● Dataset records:
************

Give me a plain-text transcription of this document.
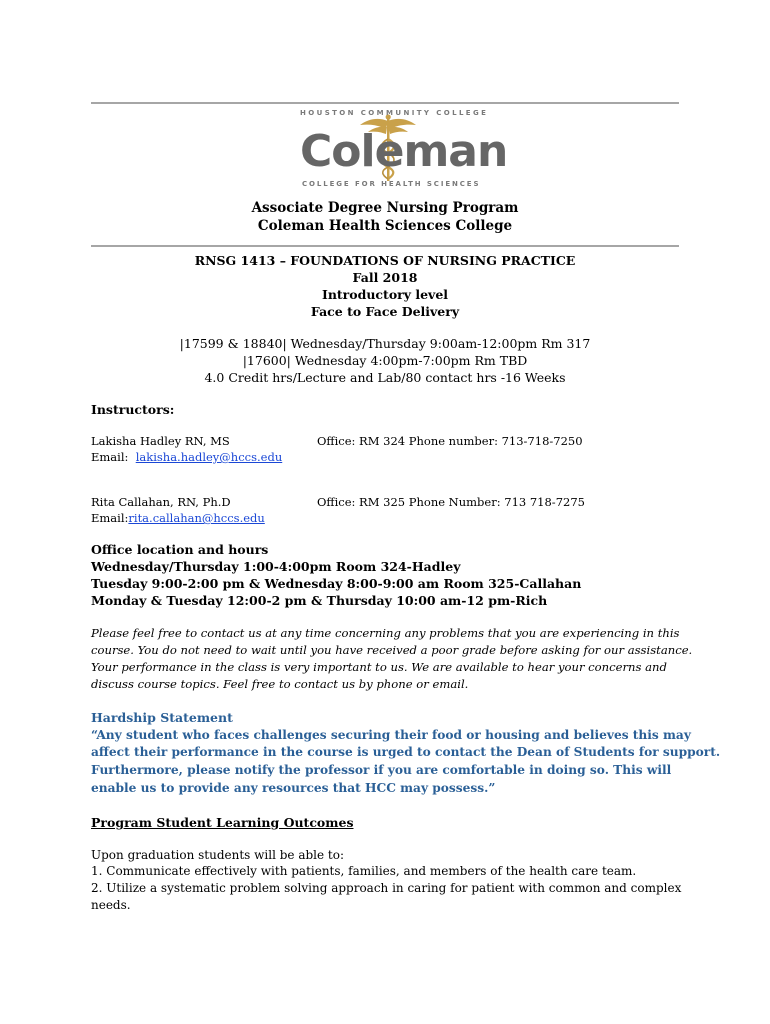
HOUSTON COMMUNITY COLLEGE
Coleman
COLLEGE FOR HEALTH SCIENCES
Associate Degree Nursing Program
Coleman Health Sciences College
RNSG 1413 – FOUNDATIONS OF NURSING PRACTICE
Fall 2018
Introductory level
Face to Face Delivery
|17599 & 18840| Wednesday/Thursday 9:00am-12:00pm Rm 317
|17600| Wednesday 4:00pm-7:00pm Rm TBD
4.0 Credit hrs/Lecture and Lab/80 contact hrs -16 Weeks
Instructors:
Lakisha Hadley RN, MS	Office: RM 324 Phone number: 713-718-7250
Email:  lakisha.hadley@hccs.edu
Rita Callahan, RN, Ph.D	Office: RM 325 Phone Number: 713 718-7275
Email:rita.callahan@hccs.edu
Office location and hours
Wednesday/Thursday 1:00-4:00pm Room 324-Hadley
Tuesday 9:00-2:00 pm & Wednesday 8:00-9:00 am Room 325-Callahan
Monday & Tuesday 12:00-2 pm & Thursday 10:00 am-12 pm-Rich
Please feel free to contact us at any time concerning any problems that you are experiencing in this
course. You do not need to wait until you have received a poor grade before asking for our assistance.
Your performance in the class is very important to us. We are available to hear your concerns and
discuss course topics. Feel free to contact us by phone or email.
Hardship Statement
“Any student who faces challenges securing their food or housing and believes this may
affect their performance in the course is urged to contact the Dean of Students for support.
Furthermore, please notify the professor if you are comfortable in doing so. This will
enable us to provide any resources that HCC may possess.”
Program Student Learning Outcomes
Upon graduation students will be able to:
1. Communicate effectively with patients, families, and members of the health care team.
2. Utilize a systematic problem solving approach in caring for patient with common and complex
needs.
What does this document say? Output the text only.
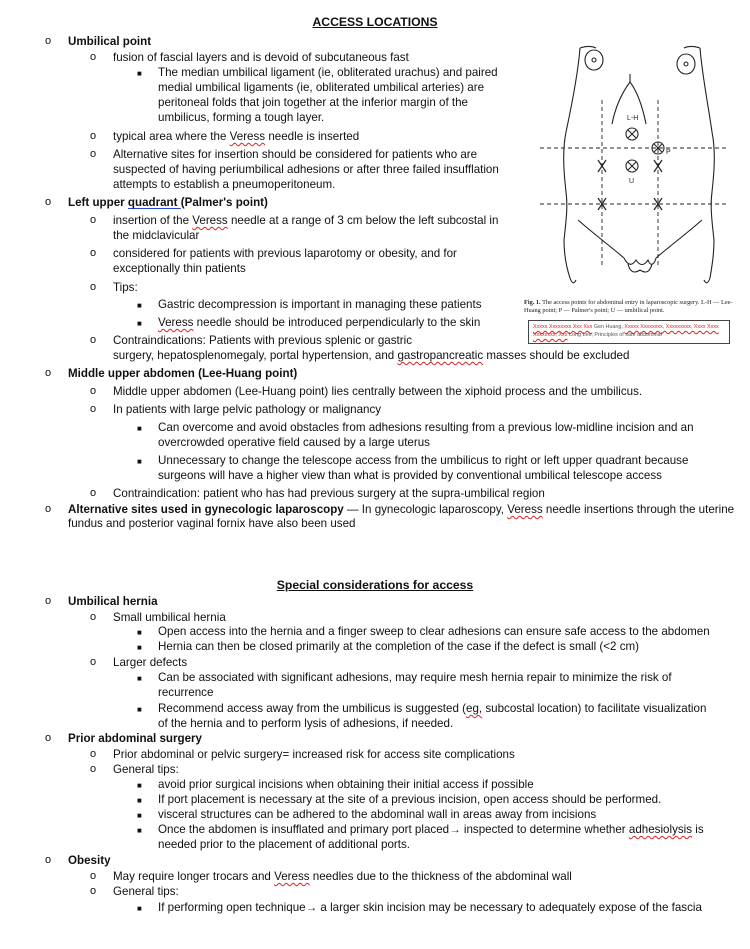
ACCESS LOCATIONS
o Umbilical point
o fusion of fascial layers and is devoid of subcutaneous fast
■ The median umbilical ligament (ie, obliterated urachus) and paired
medial umbilical ligaments (ie, obliterated umbilical arteries) are
peritoneal folds that join together at the inferior margin of the
umbilicus, forming a tough layer.
o typical area where the Veress needle is inserted
o Alternative sites for insertion should be considered for patients who are
suspected of having periumbilical adhesions or after three failed insufflation
attempts to establish a pneumoperitoneum.
o Left upper quadrant (Palmer's point)
o insertion of the Veress needle at a range of 3 cm below the left subcostal in
the midclavicular
o considered for patients with previous laparotomy or obesity, and for
exceptionally thin patients
o Tips:
■ Gastric decompression is important in managing these patients
■ Veress needle should be introduced perpendicularly to the skin
o Contraindications: Patients with previous splenic or gastric
surgery, hepatosplenomegaly, portal hypertension, and gastropancreatic masses should be excluded
o Middle upper abdomen (Lee-Huang point)
o Middle upper abdomen (Lee-Huang point) lies centrally between the xiphoid process and the umbilicus.
o In patients with large pelvic pathology or malignancy
■ Can overcome and avoid obstacles from adhesions resulting from a previous low-midline incision and an
overcrowded operative field caused by a large uterus
■ Unnecessary to change the telescope access from the umbilicus to right or left upper quadrant because
surgeons will have a higher view than what is provided by conventional umbilical telescope access
o Contraindication: patient who has had previous surgery at the supra-umbilical region
o Alternative sites used in gynecologic laparoscopy — In gynecologic laparoscopy, Veress needle insertions through the uterine
fundus and posterior vaginal fornix have also been used
L-H
P
U
Fig. 1. The access points for abdominal entry in laparoscopic surgery. L-H — Lee-Huang point; P — Palmer's point; U — umbilical point.
Xxxxx Xxxxxxxx Xxx Xxx Gen Huang, Xxxxx Xxxxxxxx, Xxxxxxxxx, Xxxx Xxxx Xxxxxxxx, Xxx Long Lee, Principles of safe abdominal
Special considerations for access
o Umbilical hernia
o Small umbilical hernia
■ Open access into the hernia and a finger sweep to clear adhesions can ensure safe access to the abdomen
■ Hernia can then be closed primarily at the completion of the case if the defect is small (<2 cm)
o Larger defects
■ Can be associated with significant adhesions, may require mesh hernia repair to minimize the risk of
recurrence
■ Recommend access away from the umbilicus is suggested (eg, subcostal location) to facilitate visualization
of the hernia and to perform lysis of adhesions, if needed.
o Prior abdominal surgery
o Prior abdominal or pelvic surgery= increased risk for access site complications
o General tips:
■ avoid prior surgical incisions when obtaining their initial access if possible
■ If port placement is necessary at the site of a previous incision, open access should be performed.
■ visceral structures can be adhered to the abdominal wall in areas away from incisions
■ Once the abdomen is insufflated and primary port placed→ inspected to determine whether adhesiolysis is
needed prior to the placement of additional ports.
o Obesity
o May require longer trocars and Veress needles due to the thickness of the abdominal wall
o General tips:
■ If performing open technique→ a larger skin incision may be necessary to adequately expose of the fascia
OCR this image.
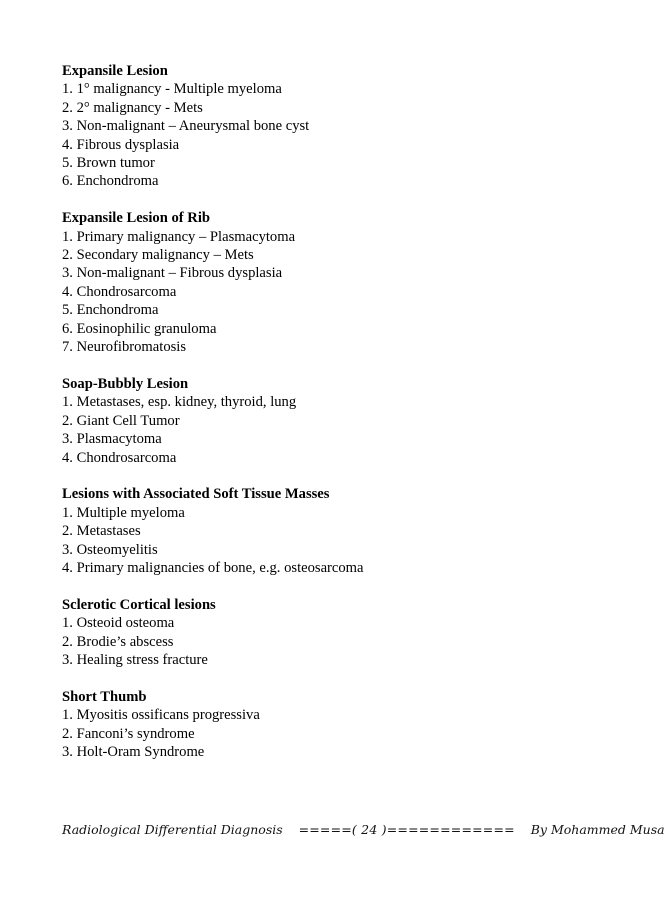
Expansile Lesion

1. 1° malignancy - Multiple myeloma

2. 2° malignancy - Mets

3. Non-malignant – Aneurysmal bone cyst

4. Fibrous dysplasia

5. Brown tumor

6. Enchondroma

Expansile Lesion of Rib

1. Primary malignancy – Plasmacytoma

2. Secondary malignancy – Mets

3. Non-malignant – Fibrous dysplasia

4. Chondrosarcoma

5. Enchondroma

6. Eosinophilic granuloma

7. Neurofibromatosis

Soap-Bubbly Lesion

1. Metastases, esp. kidney, thyroid, lung

2. Giant Cell Tumor

3. Plasmacytoma

4. Chondrosarcoma

Lesions with Associated Soft Tissue Masses

1. Multiple myeloma

2. Metastases

3. Osteomyelitis

4. Primary malignancies of bone, e.g. osteosarcoma

Sclerotic Cortical lesions

1. Osteoid osteoma

2. Brodie’s abscess

3. Healing stress fracture

Short Thumb

1. Myositis ossificans progressiva

2. Fanconi’s syndrome

3. Holt-Oram Syndrome

Radiological Differential Diagnosis =====( 24 )============ By Mohammed Musa
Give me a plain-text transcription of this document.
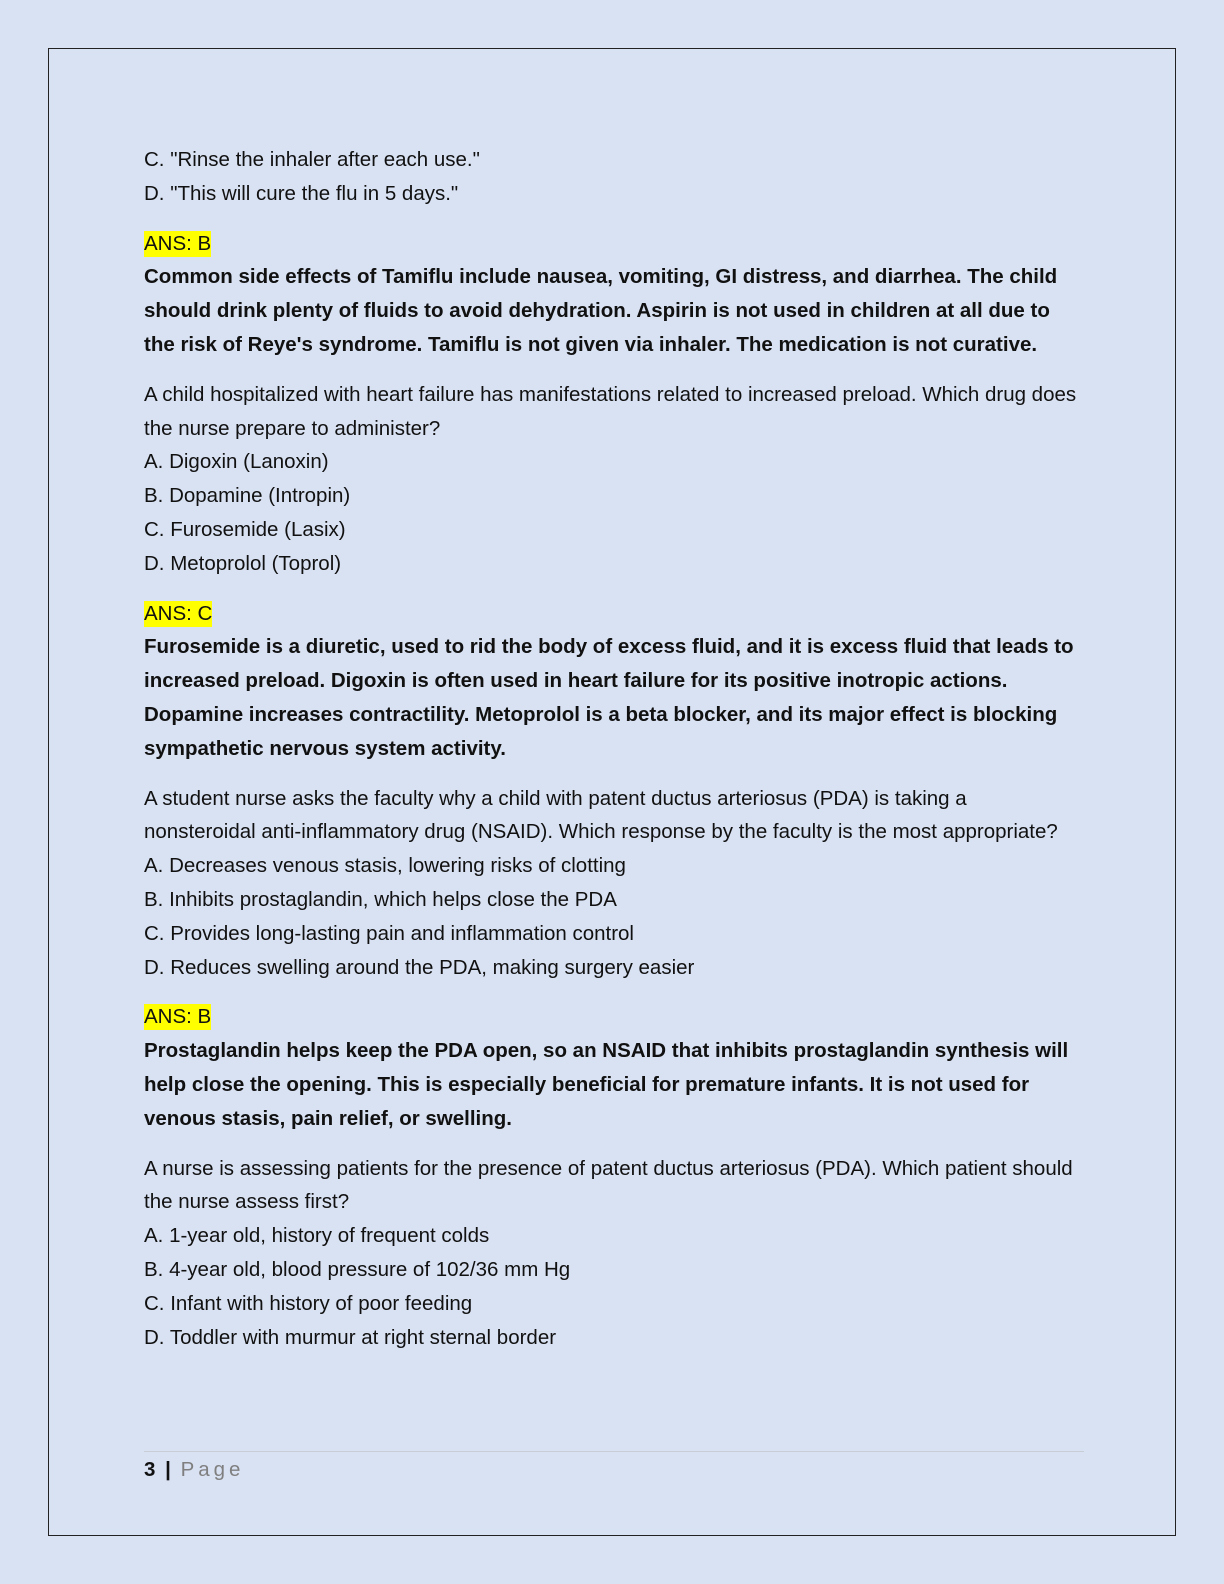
C. "Rinse the inhaler after each use."

D. "This will cure the flu in 5 days."

ANS: B

Common side effects of Tamiflu include nausea, vomiting, GI distress, and diarrhea. The child should drink plenty of fluids to avoid dehydration. Aspirin is not used in children at all due to the risk of Reye's syndrome. Tamiflu is not given via inhaler. The medication is not curative.

A child hospitalized with heart failure has manifestations related to increased preload. Which drug does the nurse prepare to administer?

A. Digoxin (Lanoxin)

B. Dopamine (Intropin)

C. Furosemide (Lasix)

D. Metoprolol (Toprol)

ANS: C

Furosemide is a diuretic, used to rid the body of excess fluid, and it is excess fluid that leads to increased preload. Digoxin is often used in heart failure for its positive inotropic actions. Dopamine increases contractility. Metoprolol is a beta blocker, and its major effect is blocking sympathetic nervous system activity.

A student nurse asks the faculty why a child with patent ductus arteriosus (PDA) is taking a nonsteroidal anti-inflammatory drug (NSAID). Which response by the faculty is the most appropriate?

A. Decreases venous stasis, lowering risks of clotting

B. Inhibits prostaglandin, which helps close the PDA

C. Provides long-lasting pain and inflammation control

D. Reduces swelling around the PDA, making surgery easier

ANS: B

Prostaglandin helps keep the PDA open, so an NSAID that inhibits prostaglandin synthesis will help close the opening. This is especially beneficial for premature infants. It is not used for venous stasis, pain relief, or swelling.

A nurse is assessing patients for the presence of patent ductus arteriosus (PDA). Which patient should the nurse assess first?

A. 1-year old, history of frequent colds

B. 4-year old, blood pressure of 102/36 mm Hg

C. Infant with history of poor feeding

D. Toddler with murmur at right sternal border

3 | Page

************

● Assignment: Your answer should be every entry repeated exactly, minus the pictures.

● Reply to the task:
Give me a plain-text transcription of this document.
HOUSTON COMMUNITY COLLEGE
Coleman
COLLEGE FOR HEALTH SCIENCES
Associate Degree Nursing Program
Coleman Health Sciences College
RNSG 1413 – FOUNDATIONS OF NURSING PRACTICE
Fall 2018
Introductory level
Face to Face Delivery
|17599 & 18840| Wednesday/Thursday 9:00am-12:00pm Rm 317
|17600| Wednesday 4:00pm-7:00pm Rm TBD
4.0 Credit hrs/Lecture and Lab/80 contact hrs -16 Weeks
Instructors:
Lakisha Hadley RN, MS	Office: RM 324 Phone number: 713-718-7250
Email:  lakisha.hadley@hccs.edu
Rita Callahan, RN, Ph.D	Office: RM 325 Phone Number: 713 718-7275
Email:rita.callahan@hccs.edu
Office location and hours
Wednesday/Thursday 1:00-4:00pm Room 324-Hadley
Tuesday 9:00-2:00 pm & Wednesday 8:00-9:00 am Room 325-Callahan
Monday & Tuesday 12:00-2 pm & Thursday 10:00 am-12 pm-Rich
Please feel free to contact us at any time concerning any problems that you are experiencing in this
course. You do not need to wait until you have received a poor grade before asking for our assistance.
Your performance in the class is very important to us. We are available to hear your concerns and
discuss course topics. Feel free to contact us by phone or email.
Hardship Statement
“Any student who faces challenges securing their food or housing and believes this may
affect their performance in the course is urged to contact the Dean of Students for support.
Furthermore, please notify the professor if you are comfortable in doing so. This will
enable us to provide any resources that HCC may possess.”
Program Student Learning Outcomes
Upon graduation students will be able to:
1. Communicate effectively with patients, families, and members of the health care team.
2. Utilize a systematic problem solving approach in caring for patient with common and complex
needs.
What does this document say? Output the text only.
ACCESS LOCATIONS
o Umbilical point
o fusion of fascial layers and is devoid of subcutaneous fast
■ The median umbilical ligament (ie, obliterated urachus) and paired
medial umbilical ligaments (ie, obliterated umbilical arteries) are
peritoneal folds that join together at the inferior margin of the
umbilicus, forming a tough layer.
o typical area where the Veress needle is inserted
o Alternative sites for insertion should be considered for patients who are
suspected of having periumbilical adhesions or after three failed insufflation
attempts to establish a pneumoperitoneum.
o Left upper quadrant (Palmer's point)
o insertion of the Veress needle at a range of 3 cm below the left subcostal in
the midclavicular
o considered for patients with previous laparotomy or obesity, and for
exceptionally thin patients
o Tips:
■ Gastric decompression is important in managing these patients
■ Veress needle should be introduced perpendicularly to the skin
o Contraindications: Patients with previous splenic or gastric
surgery, hepatosplenomegaly, portal hypertension, and gastropancreatic masses should be excluded
o Middle upper abdomen (Lee-Huang point)
o Middle upper abdomen (Lee-Huang point) lies centrally between the xiphoid process and the umbilicus.
o In patients with large pelvic pathology or malignancy
■ Can overcome and avoid obstacles from adhesions resulting from a previous low-midline incision and an
overcrowded operative field caused by a large uterus
■ Unnecessary to change the telescope access from the umbilicus to right or left upper quadrant because
surgeons will have a higher view than what is provided by conventional umbilical telescope access
o Contraindication: patient who has had previous surgery at the supra-umbilical region
o Alternative sites used in gynecologic laparoscopy — In gynecologic laparoscopy, Veress needle insertions through the uterine
fundus and posterior vaginal fornix have also been used
L-H
P
U
Fig. 1. The access points for abdominal entry in laparoscopic surgery. L-H — Lee-Huang point; P — Palmer's point; U — umbilical point.
Xxxxx Xxxxxxxx Xxx Xxx Gen Huang, Xxxxx Xxxxxxxx, Xxxxxxxxx, Xxxx Xxxx Xxxxxxxx, Xxx Long Lee, Principles of safe abdominal
Special considerations for access
o Umbilical hernia
o Small umbilical hernia
■ Open access into the hernia and a finger sweep to clear adhesions can ensure safe access to the abdomen
■ Hernia can then be closed primarily at the completion of the case if the defect is small (<2 cm)
o Larger defects
■ Can be associated with significant adhesions, may require mesh hernia repair to minimize the risk of
recurrence
■ Recommend access away from the umbilicus is suggested (eg, subcostal location) to facilitate visualization
of the hernia and to perform lysis of adhesions, if needed.
o Prior abdominal surgery
o Prior abdominal or pelvic surgery= increased risk for access site complications
o General tips:
■ avoid prior surgical incisions when obtaining their initial access if possible
■ If port placement is necessary at the site of a previous incision, open access should be performed.
■ visceral structures can be adhered to the abdominal wall in areas away from incisions
■ Once the abdomen is insufflated and primary port placed→ inspected to determine whether adhesiolysis is
needed prior to the placement of additional ports.
o Obesity
o May require longer trocars and Veress needles due to the thickness of the abdominal wall
o General tips:
■ If performing open technique→ a larger skin incision may be necessary to adequately expose of the fascia
OCR this image.
Expansile Lesion

1. 1° malignancy - Multiple myeloma

2. 2° malignancy - Mets

3. Non-malignant – Aneurysmal bone cyst

4. Fibrous dysplasia

5. Brown tumor

6. Enchondroma

Expansile Lesion of Rib

1. Primary malignancy – Plasmacytoma

2. Secondary malignancy – Mets

3. Non-malignant – Fibrous dysplasia

4. Chondrosarcoma

5. Enchondroma

6. Eosinophilic granuloma

7. Neurofibromatosis

Soap-Bubbly Lesion

1. Metastases, esp. kidney, thyroid, lung

2. Giant Cell Tumor

3. Plasmacytoma

4. Chondrosarcoma

Lesions with Associated Soft Tissue Masses

1. Multiple myeloma

2. Metastases

3. Osteomyelitis

4. Primary malignancies of bone, e.g. osteosarcoma

Sclerotic Cortical lesions

1. Osteoid osteoma

2. Brodie’s abscess

3. Healing stress fracture

Short Thumb

1. Myositis ossificans progressiva

2. Fanconi’s syndrome

3. Holt-Oram Syndrome

Radiological Differential Diagnosis =====( 24 )============ By Mohammed Musa
Give me a plain-text transcription of this document.
C. "Rinse the inhaler after each use."

D. "This will cure the flu in 5 days."

ANS: B

Common side effects of Tamiflu include nausea, vomiting, GI distress, and diarrhea. The child should drink plenty of fluids to avoid dehydration. Aspirin is not used in children at all due to the risk of Reye's syndrome. Tamiflu is not given via inhaler. The medication is not curative.

A child hospitalized with heart failure has manifestations related to increased preload. Which drug does the nurse prepare to administer?

A. Digoxin (Lanoxin)

B. Dopamine (Intropin)

C. Furosemide (Lasix)

D. Metoprolol (Toprol)

ANS: C

Furosemide is a diuretic, used to rid the body of excess fluid, and it is excess fluid that leads to increased preload. Digoxin is often used in heart failure for its positive inotropic actions. Dopamine increases contractility. Metoprolol is a beta blocker, and its major effect is blocking sympathetic nervous system activity.

A student nurse asks the faculty why a child with patent ductus arteriosus (PDA) is taking a nonsteroidal anti-inflammatory drug (NSAID). Which response by the faculty is the most appropriate?

A. Decreases venous stasis, lowering risks of clotting

B. Inhibits prostaglandin, which helps close the PDA

C. Provides long-lasting pain and inflammation control

D. Reduces swelling around the PDA, making surgery easier

ANS: B

Prostaglandin helps keep the PDA open, so an NSAID that inhibits prostaglandin synthesis will help close the opening. This is especially beneficial for premature infants. It is not used for venous stasis, pain relief, or swelling.

A nurse is assessing patients for the presence of patent ductus arteriosus (PDA). Which patient should the nurse assess first?

A. 1-year old, history of frequent colds

B. 4-year old, blood pressure of 102/36 mm Hg

C. Infant with history of poor feeding

D. Toddler with murmur at right sternal border

3 | Page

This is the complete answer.